━━━━━ Supplied material ━━━━━
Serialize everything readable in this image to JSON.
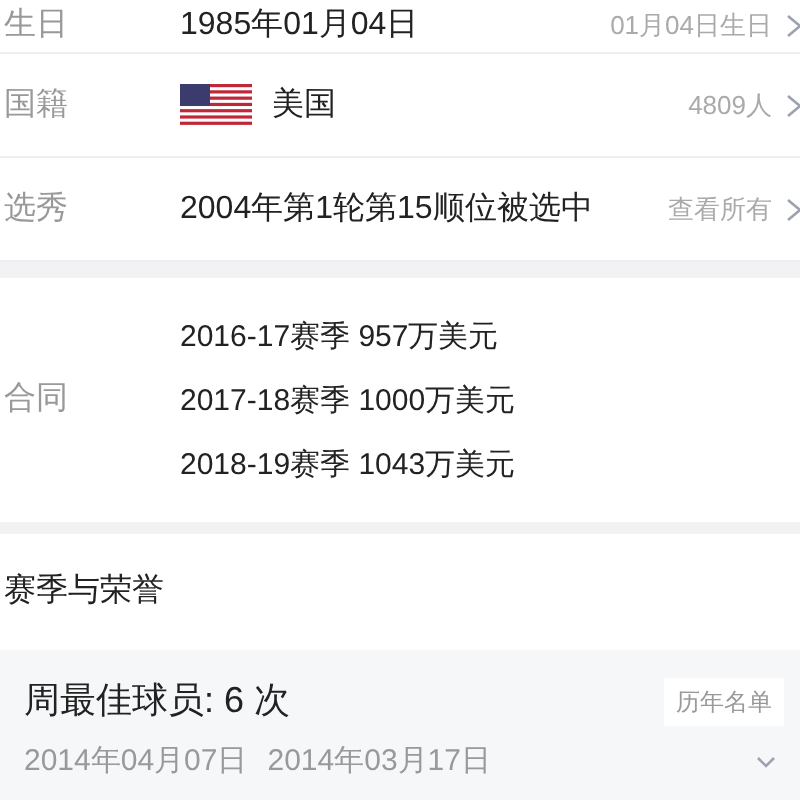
{
  "info_rows": [
    {
      "label": "生日",
      "value": "1985年01月04日",
      "extra": "01月04日生日",
      "kind": "text"
    },
    {
      "label": "国籍",
      "value": "美国",
      "extra": "4809人",
      "kind": "flag"
    },
    {
      "label": "选秀",
      "value": "2004年第1轮第15顺位被选中",
      "extra": "查看所有",
      "kind": "text"
    }
  ],
  "contract": {
    "label": "合同",
    "lines": [
      "2016-17赛季 957万美元",
      "2017-18赛季 1000万美元",
      "2018-19赛季 1043万美元"
    ]
  },
  "honors": {
    "title": "赛季与荣誉",
    "award": "周最佳球员: 6 次",
    "button": "历年名单",
    "dates": [
      "2014年04月07日",
      "2014年03月17日"
    ],
    "expanded": false
  }
}
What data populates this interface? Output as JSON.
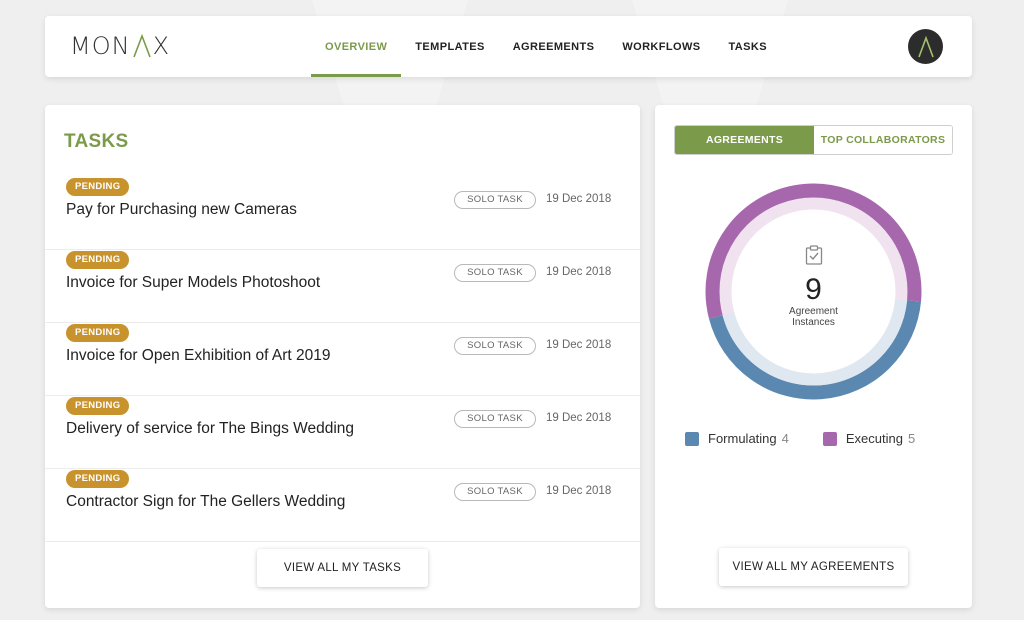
{
  "brand": {
    "logo": "MONAX",
    "logo_parts": [
      "MON",
      "X"
    ]
  },
  "nav": {
    "items": [
      {
        "label": "OVERVIEW",
        "active": true
      },
      {
        "label": "TEMPLATES",
        "active": false
      },
      {
        "label": "AGREEMENTS",
        "active": false
      },
      {
        "label": "WORKFLOWS",
        "active": false
      },
      {
        "label": "TASKS",
        "active": false
      }
    ]
  },
  "tasks": {
    "title": "TASKS",
    "items": [
      {
        "status": "PENDING",
        "name": "Pay for Purchasing new Cameras",
        "type": "SOLO TASK",
        "date": "19 Dec 2018"
      },
      {
        "status": "PENDING",
        "name": "Invoice for Super Models Photoshoot",
        "type": "SOLO TASK",
        "date": "19 Dec 2018"
      },
      {
        "status": "PENDING",
        "name": "Invoice for Open Exhibition of Art 2019",
        "type": "SOLO TASK",
        "date": "19 Dec 2018"
      },
      {
        "status": "PENDING",
        "name": "Delivery of service for The Bings Wedding",
        "type": "SOLO TASK",
        "date": "19 Dec 2018"
      },
      {
        "status": "PENDING",
        "name": "Contractor Sign for The Gellers Wedding",
        "type": "SOLO TASK",
        "date": "19 Dec 2018"
      }
    ],
    "view_all_label": "VIEW ALL MY TASKS"
  },
  "agreements_panel": {
    "tabs": [
      {
        "label": "AGREEMENTS",
        "active": true
      },
      {
        "label": "TOP COLLABORATORS",
        "active": false
      }
    ],
    "total": "9",
    "total_label_line1": "Agreement",
    "total_label_line2": "Instances",
    "center_icon": "clipboard-check-icon",
    "segments": [
      {
        "name": "Formulating",
        "value": 4,
        "color": "#5b88b0"
      },
      {
        "name": "Executing",
        "value": 5,
        "color": "#a767ac"
      }
    ],
    "view_all_label": "VIEW ALL MY AGREEMENTS"
  },
  "colors": {
    "accent": "#7b9a4a",
    "pending": "#c8922c",
    "formulating": "#5b88b0",
    "executing": "#a767ac"
  }
}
━━━━━
§ **Given task**:
Tally the lines in the listing that hold "JSON" and report the number alone.

§ **Correct answer**:
2